**Required work:** Give an exact transcription of every line, dropping the images.

(Stored data)
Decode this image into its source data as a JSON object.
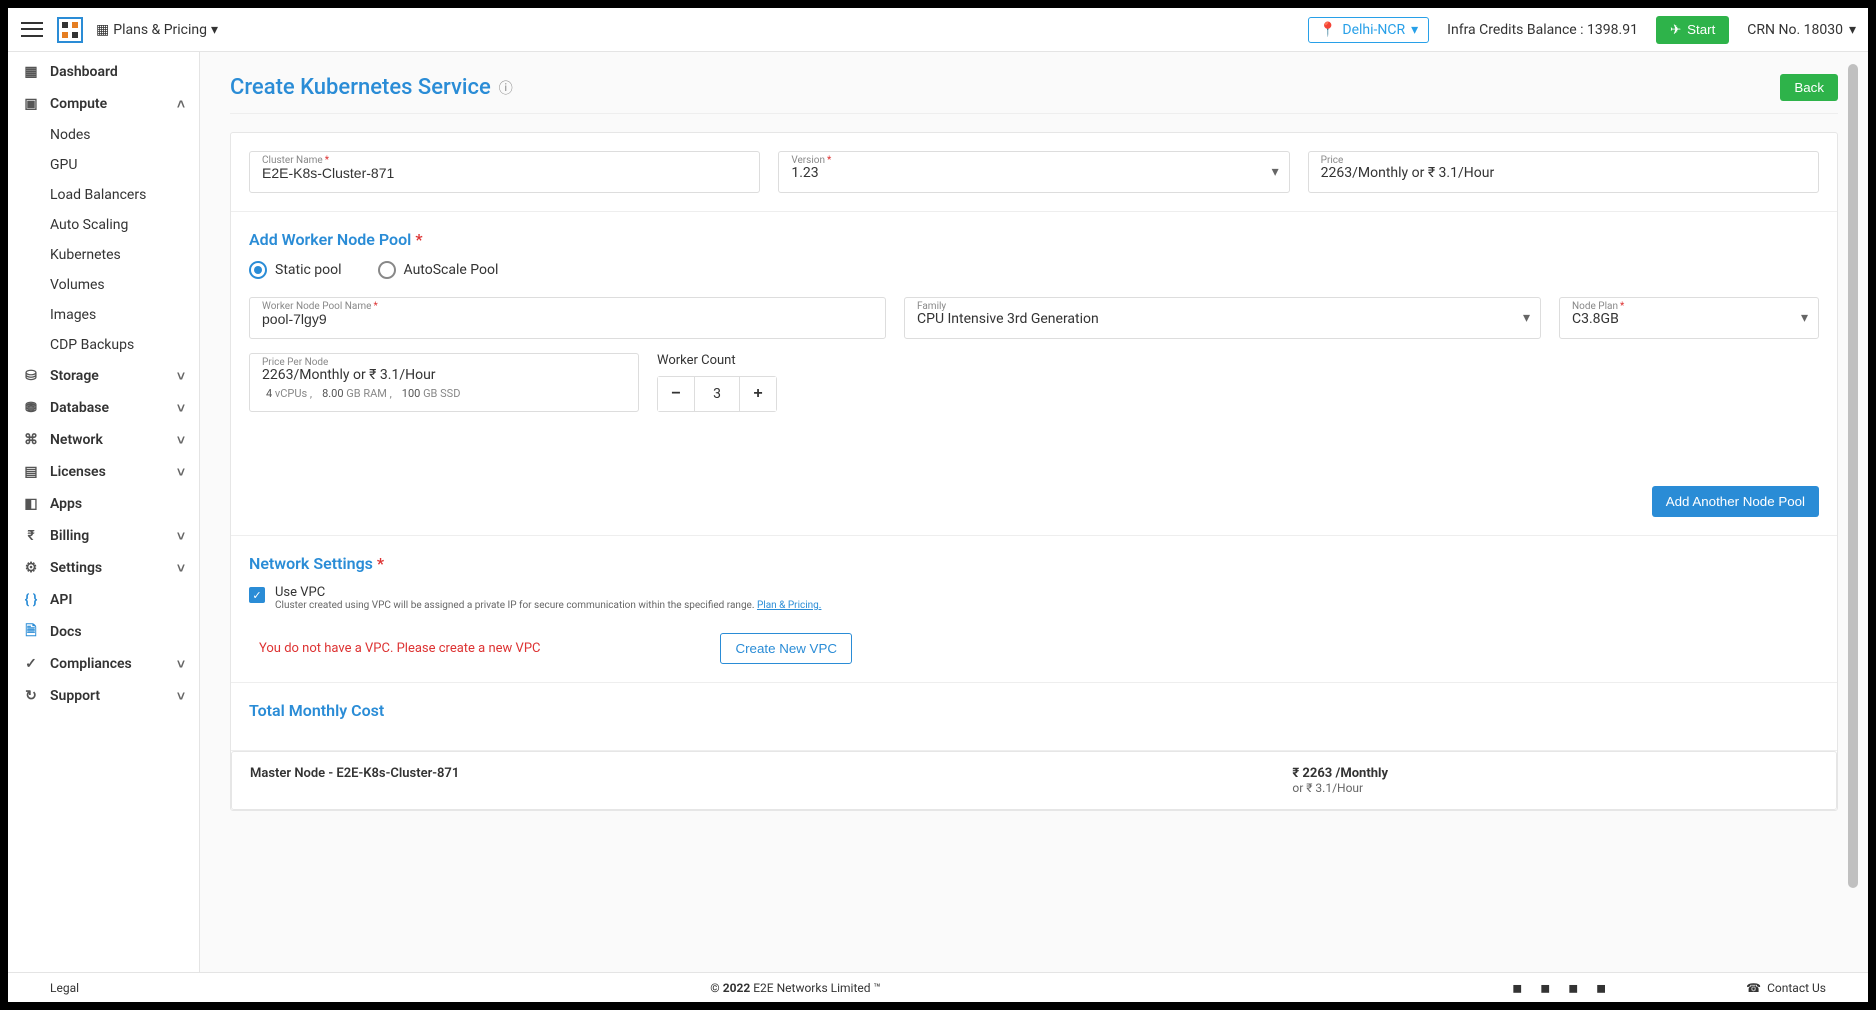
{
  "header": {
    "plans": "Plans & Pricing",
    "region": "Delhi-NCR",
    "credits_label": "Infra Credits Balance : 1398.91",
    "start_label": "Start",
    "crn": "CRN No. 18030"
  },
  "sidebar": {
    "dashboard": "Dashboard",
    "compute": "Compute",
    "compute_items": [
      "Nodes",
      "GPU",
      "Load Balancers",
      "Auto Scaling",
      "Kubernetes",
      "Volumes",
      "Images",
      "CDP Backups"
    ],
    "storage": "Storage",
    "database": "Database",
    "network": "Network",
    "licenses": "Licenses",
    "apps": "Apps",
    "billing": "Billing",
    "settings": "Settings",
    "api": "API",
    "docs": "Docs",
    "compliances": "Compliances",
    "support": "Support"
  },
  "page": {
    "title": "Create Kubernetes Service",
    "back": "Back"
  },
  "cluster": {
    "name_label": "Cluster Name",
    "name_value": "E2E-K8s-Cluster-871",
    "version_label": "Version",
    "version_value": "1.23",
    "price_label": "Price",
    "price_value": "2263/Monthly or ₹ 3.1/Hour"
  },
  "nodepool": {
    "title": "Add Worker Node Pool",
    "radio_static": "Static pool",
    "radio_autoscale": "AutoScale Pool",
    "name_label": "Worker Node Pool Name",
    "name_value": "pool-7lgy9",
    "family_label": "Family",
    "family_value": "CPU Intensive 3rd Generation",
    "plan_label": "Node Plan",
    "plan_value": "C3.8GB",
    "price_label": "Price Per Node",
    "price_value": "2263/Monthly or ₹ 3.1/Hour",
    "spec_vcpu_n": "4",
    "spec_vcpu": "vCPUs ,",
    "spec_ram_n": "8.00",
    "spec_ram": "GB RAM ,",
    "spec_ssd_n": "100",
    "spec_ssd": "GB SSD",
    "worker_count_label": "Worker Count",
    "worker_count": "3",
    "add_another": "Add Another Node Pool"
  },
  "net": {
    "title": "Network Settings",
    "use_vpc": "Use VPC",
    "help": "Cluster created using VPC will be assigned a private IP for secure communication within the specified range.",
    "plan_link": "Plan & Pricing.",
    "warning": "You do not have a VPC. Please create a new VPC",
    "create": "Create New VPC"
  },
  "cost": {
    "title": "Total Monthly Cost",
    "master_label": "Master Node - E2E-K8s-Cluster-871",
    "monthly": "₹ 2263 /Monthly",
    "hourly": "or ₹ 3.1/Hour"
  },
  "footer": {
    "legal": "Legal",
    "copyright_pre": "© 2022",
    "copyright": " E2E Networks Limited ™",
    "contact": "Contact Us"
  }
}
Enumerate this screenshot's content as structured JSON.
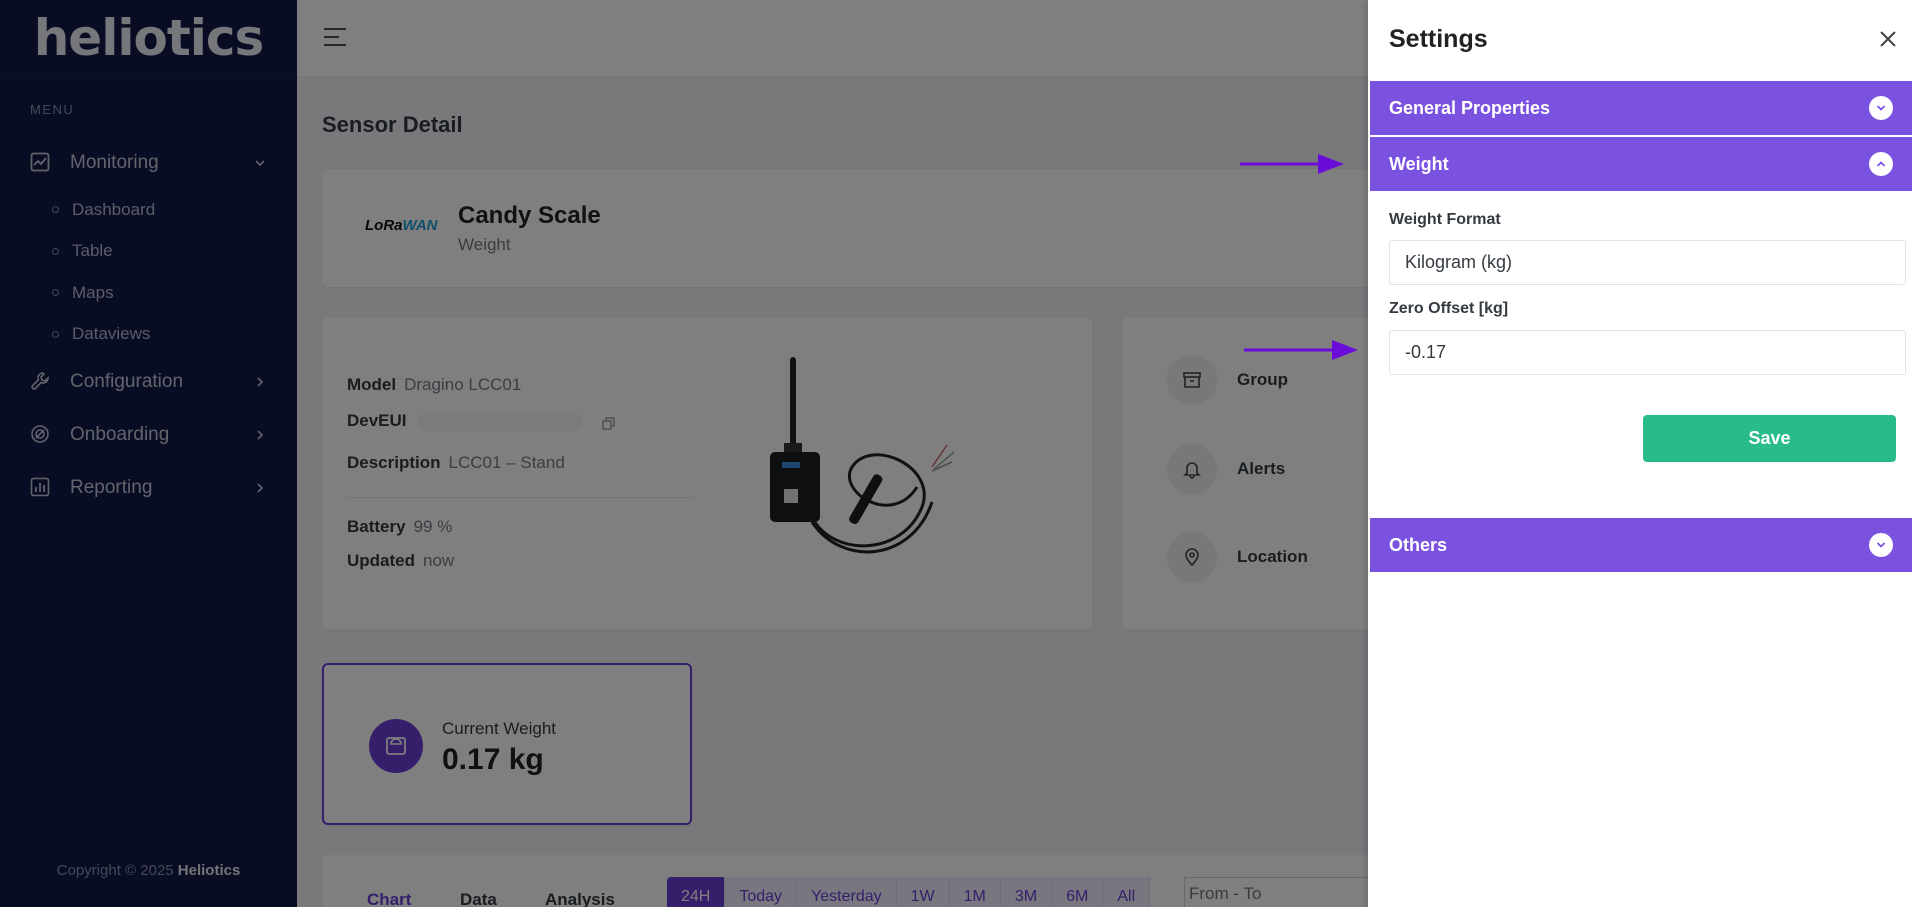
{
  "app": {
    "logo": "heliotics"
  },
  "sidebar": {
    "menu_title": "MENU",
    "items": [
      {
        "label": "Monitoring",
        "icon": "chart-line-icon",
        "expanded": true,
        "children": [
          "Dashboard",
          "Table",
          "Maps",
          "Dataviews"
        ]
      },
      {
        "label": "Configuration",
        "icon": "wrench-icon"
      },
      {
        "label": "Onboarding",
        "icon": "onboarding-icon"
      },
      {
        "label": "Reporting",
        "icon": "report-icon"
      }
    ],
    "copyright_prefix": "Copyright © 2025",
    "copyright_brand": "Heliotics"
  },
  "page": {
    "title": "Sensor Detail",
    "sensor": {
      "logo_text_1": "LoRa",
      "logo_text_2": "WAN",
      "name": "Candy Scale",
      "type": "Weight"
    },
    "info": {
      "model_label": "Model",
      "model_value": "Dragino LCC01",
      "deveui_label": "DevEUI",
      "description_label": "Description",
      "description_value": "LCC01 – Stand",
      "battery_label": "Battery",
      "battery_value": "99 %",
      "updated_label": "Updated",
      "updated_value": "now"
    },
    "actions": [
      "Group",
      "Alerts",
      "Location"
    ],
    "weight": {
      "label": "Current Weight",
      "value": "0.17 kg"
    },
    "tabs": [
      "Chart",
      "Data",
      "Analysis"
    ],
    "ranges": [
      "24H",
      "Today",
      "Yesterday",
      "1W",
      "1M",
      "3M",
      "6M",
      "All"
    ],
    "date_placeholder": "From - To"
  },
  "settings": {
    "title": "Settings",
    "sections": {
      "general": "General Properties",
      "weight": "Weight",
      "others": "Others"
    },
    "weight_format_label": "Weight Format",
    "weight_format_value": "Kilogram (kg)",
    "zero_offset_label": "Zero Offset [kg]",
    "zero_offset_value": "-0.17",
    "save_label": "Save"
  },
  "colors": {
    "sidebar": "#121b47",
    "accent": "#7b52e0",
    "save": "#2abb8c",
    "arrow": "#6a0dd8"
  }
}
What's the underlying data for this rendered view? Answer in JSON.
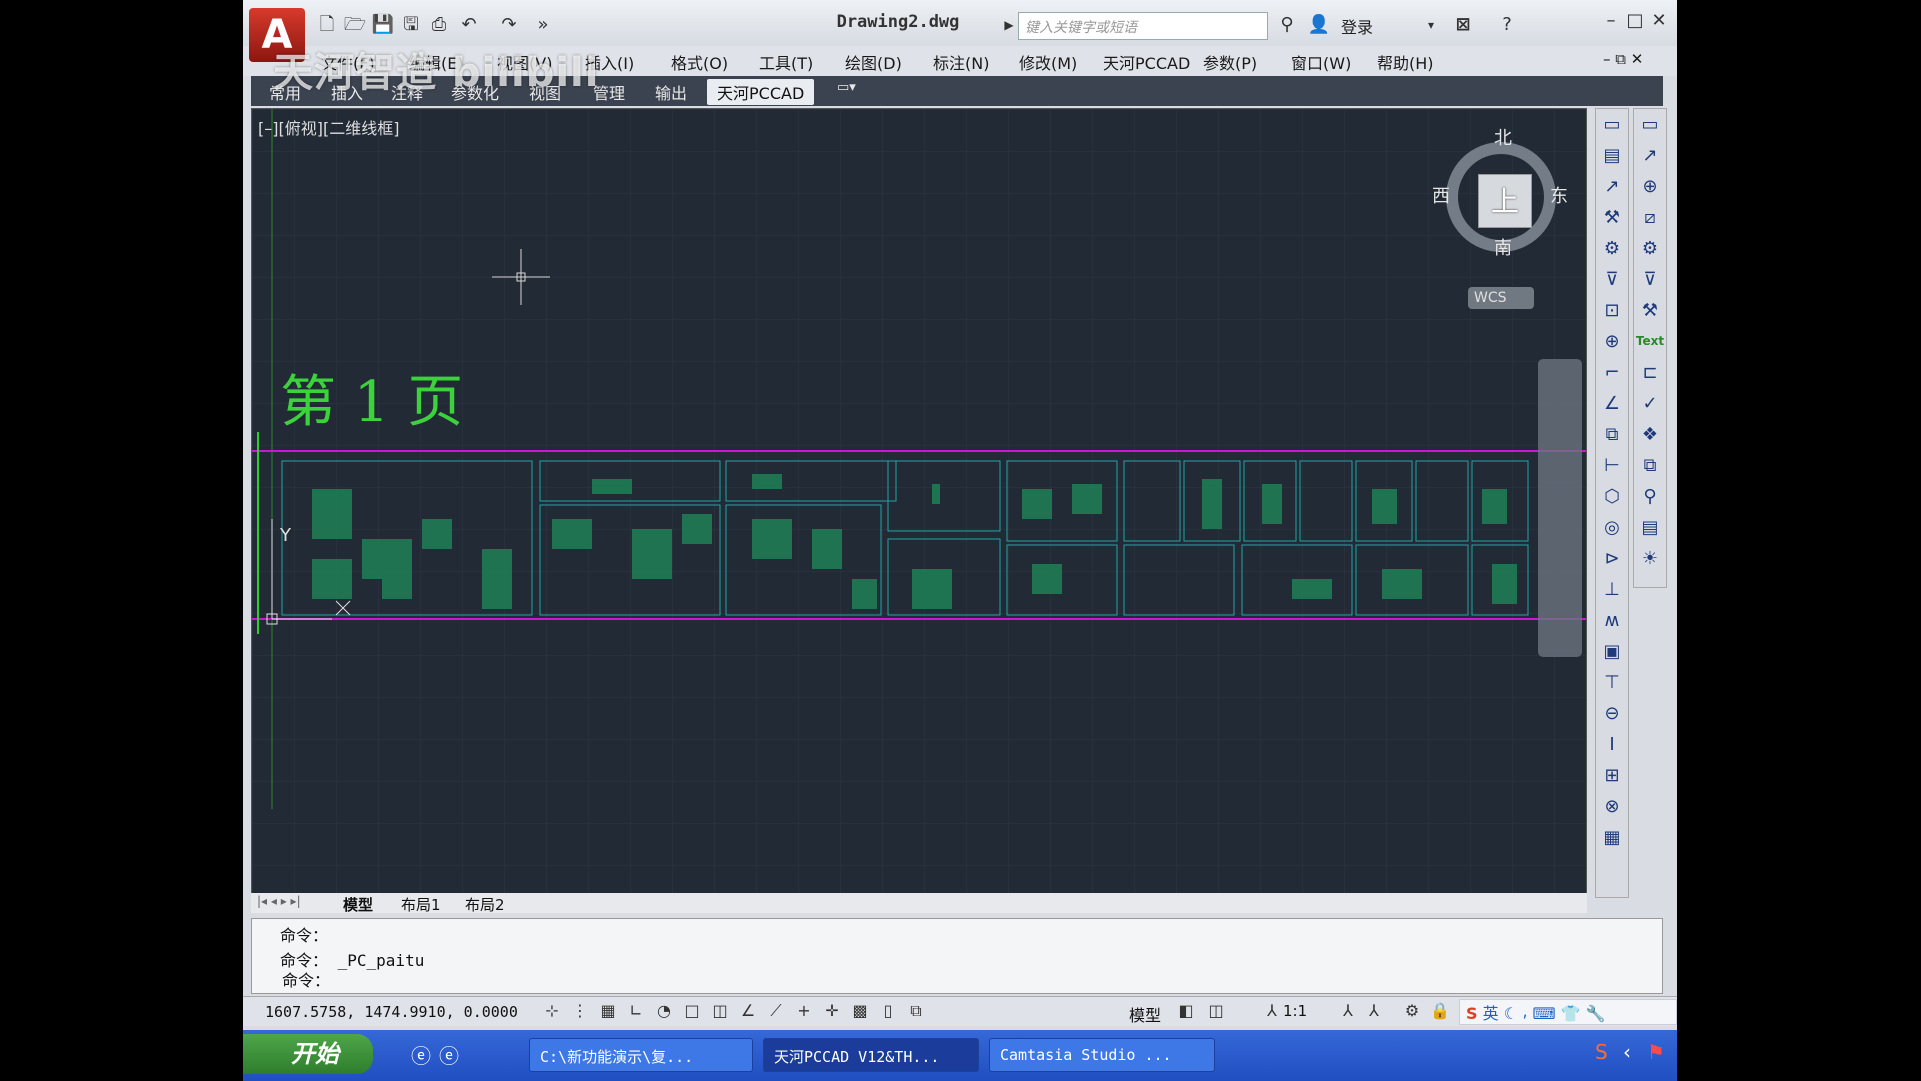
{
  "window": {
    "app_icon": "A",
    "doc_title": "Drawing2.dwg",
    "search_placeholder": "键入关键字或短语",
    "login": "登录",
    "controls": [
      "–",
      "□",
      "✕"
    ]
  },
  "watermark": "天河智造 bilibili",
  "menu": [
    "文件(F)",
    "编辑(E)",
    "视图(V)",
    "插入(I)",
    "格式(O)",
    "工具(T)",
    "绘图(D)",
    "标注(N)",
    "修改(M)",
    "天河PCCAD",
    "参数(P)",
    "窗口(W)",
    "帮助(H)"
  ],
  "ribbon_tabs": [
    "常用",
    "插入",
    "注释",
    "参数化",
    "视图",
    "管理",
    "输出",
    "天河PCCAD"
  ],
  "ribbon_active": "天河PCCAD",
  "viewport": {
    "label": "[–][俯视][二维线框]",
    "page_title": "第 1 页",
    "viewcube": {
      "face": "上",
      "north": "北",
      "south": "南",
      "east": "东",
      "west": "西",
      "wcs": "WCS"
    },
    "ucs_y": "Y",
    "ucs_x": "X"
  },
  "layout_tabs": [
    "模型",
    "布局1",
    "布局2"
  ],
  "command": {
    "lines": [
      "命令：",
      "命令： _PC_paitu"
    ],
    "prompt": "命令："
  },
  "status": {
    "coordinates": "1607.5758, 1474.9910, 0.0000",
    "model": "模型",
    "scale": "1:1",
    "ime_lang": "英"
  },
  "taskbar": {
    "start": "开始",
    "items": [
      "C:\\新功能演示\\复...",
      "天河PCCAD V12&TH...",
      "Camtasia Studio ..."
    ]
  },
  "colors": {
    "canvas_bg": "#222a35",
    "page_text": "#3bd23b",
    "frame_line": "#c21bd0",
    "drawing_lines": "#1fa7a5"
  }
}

**Exercise response:**
Decode this image into its source data as a JSON object.
{
  "header": {
    "plans": "Plans & Pricing",
    "region": "Delhi-NCR",
    "credits_label": "Infra Credits Balance : 1398.91",
    "start_label": "Start",
    "crn": "CRN No. 18030"
  },
  "sidebar": {
    "dashboard": "Dashboard",
    "compute": "Compute",
    "compute_items": [
      "Nodes",
      "GPU",
      "Load Balancers",
      "Auto Scaling",
      "Kubernetes",
      "Volumes",
      "Images",
      "CDP Backups"
    ],
    "storage": "Storage",
    "database": "Database",
    "network": "Network",
    "licenses": "Licenses",
    "apps": "Apps",
    "billing": "Billing",
    "settings": "Settings",
    "api": "API",
    "docs": "Docs",
    "compliances": "Compliances",
    "support": "Support"
  },
  "page": {
    "title": "Create Kubernetes Service",
    "back": "Back"
  },
  "cluster": {
    "name_label": "Cluster Name",
    "name_value": "E2E-K8s-Cluster-871",
    "version_label": "Version",
    "version_value": "1.23",
    "price_label": "Price",
    "price_value": "2263/Monthly or ₹ 3.1/Hour"
  },
  "nodepool": {
    "title": "Add Worker Node Pool",
    "radio_static": "Static pool",
    "radio_autoscale": "AutoScale Pool",
    "name_label": "Worker Node Pool Name",
    "name_value": "pool-7lgy9",
    "family_label": "Family",
    "family_value": "CPU Intensive 3rd Generation",
    "plan_label": "Node Plan",
    "plan_value": "C3.8GB",
    "price_label": "Price Per Node",
    "price_value": "2263/Monthly or ₹ 3.1/Hour",
    "spec_vcpu_n": "4",
    "spec_vcpu": "vCPUs ,",
    "spec_ram_n": "8.00",
    "spec_ram": "GB RAM ,",
    "spec_ssd_n": "100",
    "spec_ssd": "GB SSD",
    "worker_count_label": "Worker Count",
    "worker_count": "3",
    "add_another": "Add Another Node Pool"
  },
  "net": {
    "title": "Network Settings",
    "use_vpc": "Use VPC",
    "help": "Cluster created using VPC will be assigned a private IP for secure communication within the specified range.",
    "plan_link": "Plan & Pricing.",
    "warning": "You do not have a VPC. Please create a new VPC",
    "create": "Create New VPC"
  },
  "cost": {
    "title": "Total Monthly Cost",
    "master_label": "Master Node - E2E-K8s-Cluster-871",
    "monthly": "₹ 2263 /Monthly",
    "hourly": "or ₹ 3.1/Hour"
  },
  "footer": {
    "legal": "Legal",
    "copyright_pre": "© 2022",
    "copyright": " E2E Networks Limited ™",
    "contact": "Contact Us"
  }
}
Enumerate this screenshot's content as structured JSON.
{
  "app": {
    "logo": "heliotics"
  },
  "sidebar": {
    "menu_title": "MENU",
    "items": [
      {
        "label": "Monitoring",
        "icon": "chart-line-icon",
        "expanded": true,
        "children": [
          "Dashboard",
          "Table",
          "Maps",
          "Dataviews"
        ]
      },
      {
        "label": "Configuration",
        "icon": "wrench-icon"
      },
      {
        "label": "Onboarding",
        "icon": "onboarding-icon"
      },
      {
        "label": "Reporting",
        "icon": "report-icon"
      }
    ],
    "copyright_prefix": "Copyright © 2025",
    "copyright_brand": "Heliotics"
  },
  "page": {
    "title": "Sensor Detail",
    "sensor": {
      "logo_text_1": "LoRa",
      "logo_text_2": "WAN",
      "name": "Candy Scale",
      "type": "Weight"
    },
    "info": {
      "model_label": "Model",
      "model_value": "Dragino LCC01",
      "deveui_label": "DevEUI",
      "description_label": "Description",
      "description_value": "LCC01 – Stand",
      "battery_label": "Battery",
      "battery_value": "99 %",
      "updated_label": "Updated",
      "updated_value": "now"
    },
    "actions": [
      "Group",
      "Alerts",
      "Location"
    ],
    "weight": {
      "label": "Current Weight",
      "value": "0.17 kg"
    },
    "tabs": [
      "Chart",
      "Data",
      "Analysis"
    ],
    "ranges": [
      "24H",
      "Today",
      "Yesterday",
      "1W",
      "1M",
      "3M",
      "6M",
      "All"
    ],
    "date_placeholder": "From - To"
  },
  "settings": {
    "title": "Settings",
    "sections": {
      "general": "General Properties",
      "weight": "Weight",
      "others": "Others"
    },
    "weight_format_label": "Weight Format",
    "weight_format_value": "Kilogram (kg)",
    "zero_offset_label": "Zero Offset [kg]",
    "zero_offset_value": "-0.17",
    "save_label": "Save"
  },
  "colors": {
    "sidebar": "#121b47",
    "accent": "#7b52e0",
    "save": "#2abb8c",
    "arrow": "#6a0dd8"
  }
}
What's the underlying data for this rendered view? Answer in JSON.
{
  "window": {
    "app_icon": "A",
    "doc_title": "Drawing2.dwg",
    "search_placeholder": "键入关键字或短语",
    "login": "登录",
    "controls": [
      "–",
      "□",
      "✕"
    ]
  },
  "watermark": "天河智造 bilibili",
  "menu": [
    "文件(F)",
    "编辑(E)",
    "视图(V)",
    "插入(I)",
    "格式(O)",
    "工具(T)",
    "绘图(D)",
    "标注(N)",
    "修改(M)",
    "天河PCCAD",
    "参数(P)",
    "窗口(W)",
    "帮助(H)"
  ],
  "ribbon_tabs": [
    "常用",
    "插入",
    "注释",
    "参数化",
    "视图",
    "管理",
    "输出",
    "天河PCCAD"
  ],
  "ribbon_active": "天河PCCAD",
  "viewport": {
    "label": "[–][俯视][二维线框]",
    "page_title": "第 1 页",
    "viewcube": {
      "face": "上",
      "north": "北",
      "south": "南",
      "east": "东",
      "west": "西",
      "wcs": "WCS"
    },
    "ucs_y": "Y",
    "ucs_x": "X"
  },
  "layout_tabs": [
    "模型",
    "布局1",
    "布局2"
  ],
  "command": {
    "lines": [
      "命令：",
      "命令： _PC_paitu"
    ],
    "prompt": "命令："
  },
  "status": {
    "coordinates": "1607.5758, 1474.9910, 0.0000",
    "model": "模型",
    "scale": "1:1",
    "ime_lang": "英"
  },
  "taskbar": {
    "start": "开始",
    "items": [
      "C:\\新功能演示\\复...",
      "天河PCCAD V12&TH...",
      "Camtasia Studio ..."
    ]
  },
  "colors": {
    "canvas_bg": "#222a35",
    "page_text": "#3bd23b",
    "frame_line": "#c21bd0",
    "drawing_lines": "#1fa7a5"
  }
}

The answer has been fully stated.